▶ _Records for this task_
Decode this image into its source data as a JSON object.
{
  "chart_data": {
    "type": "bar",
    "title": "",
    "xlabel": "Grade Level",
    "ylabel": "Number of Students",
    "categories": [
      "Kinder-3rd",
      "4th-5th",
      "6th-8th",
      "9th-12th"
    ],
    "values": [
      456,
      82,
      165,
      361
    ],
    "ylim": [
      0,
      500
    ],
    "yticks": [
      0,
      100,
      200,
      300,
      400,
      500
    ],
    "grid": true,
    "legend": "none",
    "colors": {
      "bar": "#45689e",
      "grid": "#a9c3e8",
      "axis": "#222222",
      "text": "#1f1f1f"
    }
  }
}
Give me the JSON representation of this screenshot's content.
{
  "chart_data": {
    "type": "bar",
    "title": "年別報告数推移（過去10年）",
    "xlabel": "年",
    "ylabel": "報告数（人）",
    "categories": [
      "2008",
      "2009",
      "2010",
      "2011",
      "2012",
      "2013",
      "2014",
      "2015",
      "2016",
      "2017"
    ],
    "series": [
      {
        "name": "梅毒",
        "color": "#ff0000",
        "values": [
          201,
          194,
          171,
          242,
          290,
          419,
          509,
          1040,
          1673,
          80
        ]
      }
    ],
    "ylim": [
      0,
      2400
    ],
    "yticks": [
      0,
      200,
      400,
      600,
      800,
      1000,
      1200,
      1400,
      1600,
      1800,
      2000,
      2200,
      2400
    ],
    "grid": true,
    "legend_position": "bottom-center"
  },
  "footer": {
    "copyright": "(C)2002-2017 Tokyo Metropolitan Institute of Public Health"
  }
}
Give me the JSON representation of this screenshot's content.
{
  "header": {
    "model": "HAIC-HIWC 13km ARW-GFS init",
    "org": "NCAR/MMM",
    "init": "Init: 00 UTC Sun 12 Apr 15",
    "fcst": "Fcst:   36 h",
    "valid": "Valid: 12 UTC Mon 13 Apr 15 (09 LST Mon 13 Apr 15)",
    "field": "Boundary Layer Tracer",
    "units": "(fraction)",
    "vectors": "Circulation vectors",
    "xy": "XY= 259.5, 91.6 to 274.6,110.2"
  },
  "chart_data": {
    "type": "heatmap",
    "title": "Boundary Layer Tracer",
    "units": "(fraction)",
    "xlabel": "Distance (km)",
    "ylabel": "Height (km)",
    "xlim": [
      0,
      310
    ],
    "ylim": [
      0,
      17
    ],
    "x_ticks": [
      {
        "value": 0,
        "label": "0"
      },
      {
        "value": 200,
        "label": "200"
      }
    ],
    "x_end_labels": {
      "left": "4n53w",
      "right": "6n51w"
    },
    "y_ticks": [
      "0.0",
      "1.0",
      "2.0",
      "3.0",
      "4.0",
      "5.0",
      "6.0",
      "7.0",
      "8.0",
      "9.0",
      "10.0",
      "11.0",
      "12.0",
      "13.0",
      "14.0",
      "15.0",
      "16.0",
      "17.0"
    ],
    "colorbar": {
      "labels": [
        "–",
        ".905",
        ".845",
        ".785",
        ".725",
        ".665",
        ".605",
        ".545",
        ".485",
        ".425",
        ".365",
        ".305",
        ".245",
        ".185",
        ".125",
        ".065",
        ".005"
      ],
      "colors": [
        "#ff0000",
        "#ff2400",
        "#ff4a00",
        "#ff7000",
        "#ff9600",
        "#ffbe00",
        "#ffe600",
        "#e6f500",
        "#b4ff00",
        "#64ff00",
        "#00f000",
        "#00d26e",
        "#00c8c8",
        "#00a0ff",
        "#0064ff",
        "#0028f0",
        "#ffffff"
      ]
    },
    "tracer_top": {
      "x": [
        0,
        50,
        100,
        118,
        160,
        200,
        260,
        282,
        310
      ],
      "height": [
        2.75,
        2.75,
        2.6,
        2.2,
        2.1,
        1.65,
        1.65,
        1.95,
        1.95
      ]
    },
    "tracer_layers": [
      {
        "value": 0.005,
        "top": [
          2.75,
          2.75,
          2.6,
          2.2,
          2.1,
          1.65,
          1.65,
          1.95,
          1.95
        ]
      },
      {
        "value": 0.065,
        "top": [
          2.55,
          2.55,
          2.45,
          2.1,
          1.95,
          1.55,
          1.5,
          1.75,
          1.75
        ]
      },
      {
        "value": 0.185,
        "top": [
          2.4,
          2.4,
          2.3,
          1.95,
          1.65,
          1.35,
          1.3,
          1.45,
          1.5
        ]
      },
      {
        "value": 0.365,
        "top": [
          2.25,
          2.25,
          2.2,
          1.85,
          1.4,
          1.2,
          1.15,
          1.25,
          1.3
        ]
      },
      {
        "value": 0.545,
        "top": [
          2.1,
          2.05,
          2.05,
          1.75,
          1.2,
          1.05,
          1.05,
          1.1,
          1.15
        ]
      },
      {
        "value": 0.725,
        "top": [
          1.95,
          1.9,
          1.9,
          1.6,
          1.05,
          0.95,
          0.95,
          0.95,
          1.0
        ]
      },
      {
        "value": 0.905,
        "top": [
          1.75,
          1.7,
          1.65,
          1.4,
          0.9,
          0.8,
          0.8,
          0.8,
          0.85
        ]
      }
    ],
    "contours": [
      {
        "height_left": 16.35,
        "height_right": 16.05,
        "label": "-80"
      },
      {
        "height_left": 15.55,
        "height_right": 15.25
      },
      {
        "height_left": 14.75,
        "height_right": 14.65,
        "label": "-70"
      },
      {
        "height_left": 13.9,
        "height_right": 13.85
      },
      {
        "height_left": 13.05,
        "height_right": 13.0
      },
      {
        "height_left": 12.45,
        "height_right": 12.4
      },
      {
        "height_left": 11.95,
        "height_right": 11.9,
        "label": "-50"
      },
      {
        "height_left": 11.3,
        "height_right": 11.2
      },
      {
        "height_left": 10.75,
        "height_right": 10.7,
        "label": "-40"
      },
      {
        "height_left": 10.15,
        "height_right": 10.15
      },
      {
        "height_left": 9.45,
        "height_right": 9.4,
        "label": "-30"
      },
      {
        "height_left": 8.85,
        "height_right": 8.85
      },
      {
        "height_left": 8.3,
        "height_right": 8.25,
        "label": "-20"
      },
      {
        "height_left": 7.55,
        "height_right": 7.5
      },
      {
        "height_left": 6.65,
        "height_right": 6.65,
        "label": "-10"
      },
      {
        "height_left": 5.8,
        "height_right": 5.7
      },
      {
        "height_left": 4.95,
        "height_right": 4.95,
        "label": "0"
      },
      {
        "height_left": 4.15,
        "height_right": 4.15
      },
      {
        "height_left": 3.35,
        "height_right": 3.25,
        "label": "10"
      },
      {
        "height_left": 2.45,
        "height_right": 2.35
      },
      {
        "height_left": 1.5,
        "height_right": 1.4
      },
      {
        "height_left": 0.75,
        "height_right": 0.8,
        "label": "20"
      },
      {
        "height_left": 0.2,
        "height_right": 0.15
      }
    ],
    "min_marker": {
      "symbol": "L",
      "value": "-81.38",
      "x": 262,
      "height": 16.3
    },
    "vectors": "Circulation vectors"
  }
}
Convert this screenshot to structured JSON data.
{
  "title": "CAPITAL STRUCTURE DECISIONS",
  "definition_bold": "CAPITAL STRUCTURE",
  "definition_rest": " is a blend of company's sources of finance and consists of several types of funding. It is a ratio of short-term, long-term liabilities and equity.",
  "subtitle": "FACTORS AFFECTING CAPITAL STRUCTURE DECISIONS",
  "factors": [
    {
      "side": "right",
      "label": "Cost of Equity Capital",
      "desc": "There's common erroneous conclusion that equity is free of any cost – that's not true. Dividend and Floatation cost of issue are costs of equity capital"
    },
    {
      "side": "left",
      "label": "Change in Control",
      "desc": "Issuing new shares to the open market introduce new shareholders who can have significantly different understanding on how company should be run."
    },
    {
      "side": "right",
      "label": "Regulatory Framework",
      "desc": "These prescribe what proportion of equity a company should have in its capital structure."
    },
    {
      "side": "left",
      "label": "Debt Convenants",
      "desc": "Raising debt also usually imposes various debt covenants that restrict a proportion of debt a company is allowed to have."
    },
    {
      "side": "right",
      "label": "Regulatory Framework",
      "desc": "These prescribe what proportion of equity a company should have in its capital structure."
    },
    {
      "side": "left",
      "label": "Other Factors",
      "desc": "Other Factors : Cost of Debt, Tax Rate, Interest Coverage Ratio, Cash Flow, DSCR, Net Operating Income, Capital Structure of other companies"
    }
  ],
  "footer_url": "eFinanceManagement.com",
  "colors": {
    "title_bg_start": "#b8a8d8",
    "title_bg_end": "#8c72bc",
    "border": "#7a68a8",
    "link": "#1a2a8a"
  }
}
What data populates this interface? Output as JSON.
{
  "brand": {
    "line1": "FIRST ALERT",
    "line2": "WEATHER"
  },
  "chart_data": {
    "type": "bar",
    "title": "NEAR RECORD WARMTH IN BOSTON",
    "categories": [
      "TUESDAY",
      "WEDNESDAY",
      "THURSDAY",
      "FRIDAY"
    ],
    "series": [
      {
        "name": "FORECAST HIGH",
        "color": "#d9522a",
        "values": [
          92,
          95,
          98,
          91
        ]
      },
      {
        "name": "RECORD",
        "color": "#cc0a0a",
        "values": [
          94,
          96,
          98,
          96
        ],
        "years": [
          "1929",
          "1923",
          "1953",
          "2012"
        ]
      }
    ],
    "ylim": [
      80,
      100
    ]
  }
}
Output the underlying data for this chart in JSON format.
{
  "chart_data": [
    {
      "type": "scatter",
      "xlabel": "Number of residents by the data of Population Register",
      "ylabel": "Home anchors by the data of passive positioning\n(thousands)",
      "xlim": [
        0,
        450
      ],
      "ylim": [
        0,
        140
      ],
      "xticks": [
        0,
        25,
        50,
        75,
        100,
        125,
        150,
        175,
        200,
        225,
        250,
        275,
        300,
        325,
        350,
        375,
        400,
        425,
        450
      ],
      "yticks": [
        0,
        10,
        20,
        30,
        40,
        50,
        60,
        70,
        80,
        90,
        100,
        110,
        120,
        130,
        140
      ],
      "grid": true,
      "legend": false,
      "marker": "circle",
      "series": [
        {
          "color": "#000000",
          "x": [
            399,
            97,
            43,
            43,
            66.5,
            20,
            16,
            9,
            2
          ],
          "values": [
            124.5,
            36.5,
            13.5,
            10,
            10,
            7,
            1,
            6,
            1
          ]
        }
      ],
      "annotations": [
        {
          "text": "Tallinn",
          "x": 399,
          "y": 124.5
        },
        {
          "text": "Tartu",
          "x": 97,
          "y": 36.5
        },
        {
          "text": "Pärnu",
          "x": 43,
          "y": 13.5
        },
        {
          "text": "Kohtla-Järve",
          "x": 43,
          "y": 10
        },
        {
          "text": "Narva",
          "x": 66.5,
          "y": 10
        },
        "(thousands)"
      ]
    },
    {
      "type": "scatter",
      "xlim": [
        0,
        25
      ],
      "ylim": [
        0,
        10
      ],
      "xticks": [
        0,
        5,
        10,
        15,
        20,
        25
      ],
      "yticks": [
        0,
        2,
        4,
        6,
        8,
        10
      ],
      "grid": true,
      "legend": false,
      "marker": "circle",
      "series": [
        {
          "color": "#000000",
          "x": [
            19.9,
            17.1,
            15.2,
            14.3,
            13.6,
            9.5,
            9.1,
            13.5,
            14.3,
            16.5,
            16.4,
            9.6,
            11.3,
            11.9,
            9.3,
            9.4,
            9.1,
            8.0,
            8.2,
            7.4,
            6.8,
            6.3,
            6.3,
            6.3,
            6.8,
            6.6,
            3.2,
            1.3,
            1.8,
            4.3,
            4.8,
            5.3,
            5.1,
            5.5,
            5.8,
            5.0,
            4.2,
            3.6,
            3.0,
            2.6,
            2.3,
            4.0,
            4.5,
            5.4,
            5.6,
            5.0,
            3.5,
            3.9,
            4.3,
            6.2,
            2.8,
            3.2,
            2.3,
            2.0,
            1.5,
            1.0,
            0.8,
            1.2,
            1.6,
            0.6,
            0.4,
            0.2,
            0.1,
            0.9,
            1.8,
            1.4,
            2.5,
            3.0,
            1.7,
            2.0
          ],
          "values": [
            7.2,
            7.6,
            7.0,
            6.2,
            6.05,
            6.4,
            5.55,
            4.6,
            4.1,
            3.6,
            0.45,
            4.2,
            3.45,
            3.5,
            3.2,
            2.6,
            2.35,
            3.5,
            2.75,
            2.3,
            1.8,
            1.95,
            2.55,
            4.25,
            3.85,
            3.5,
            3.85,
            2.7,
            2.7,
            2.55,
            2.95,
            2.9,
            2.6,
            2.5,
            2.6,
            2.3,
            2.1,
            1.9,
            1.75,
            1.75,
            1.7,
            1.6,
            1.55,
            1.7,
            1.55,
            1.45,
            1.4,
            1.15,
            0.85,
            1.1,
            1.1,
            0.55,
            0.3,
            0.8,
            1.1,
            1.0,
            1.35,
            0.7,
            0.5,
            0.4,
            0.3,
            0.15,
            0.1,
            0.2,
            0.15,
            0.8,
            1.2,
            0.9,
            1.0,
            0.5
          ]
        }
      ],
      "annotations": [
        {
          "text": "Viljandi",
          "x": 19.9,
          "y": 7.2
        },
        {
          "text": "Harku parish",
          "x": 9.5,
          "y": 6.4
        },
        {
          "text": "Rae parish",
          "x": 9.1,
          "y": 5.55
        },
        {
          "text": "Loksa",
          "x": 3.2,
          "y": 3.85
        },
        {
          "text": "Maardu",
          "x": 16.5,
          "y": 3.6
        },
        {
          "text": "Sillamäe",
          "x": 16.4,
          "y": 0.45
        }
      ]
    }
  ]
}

▶ _To be done_
Copy each line above that contains the word "Circulation".

▶ _Response to the exercise_
    "vectors": "Circulation vectors",
    "vectors": "Circulation vectors"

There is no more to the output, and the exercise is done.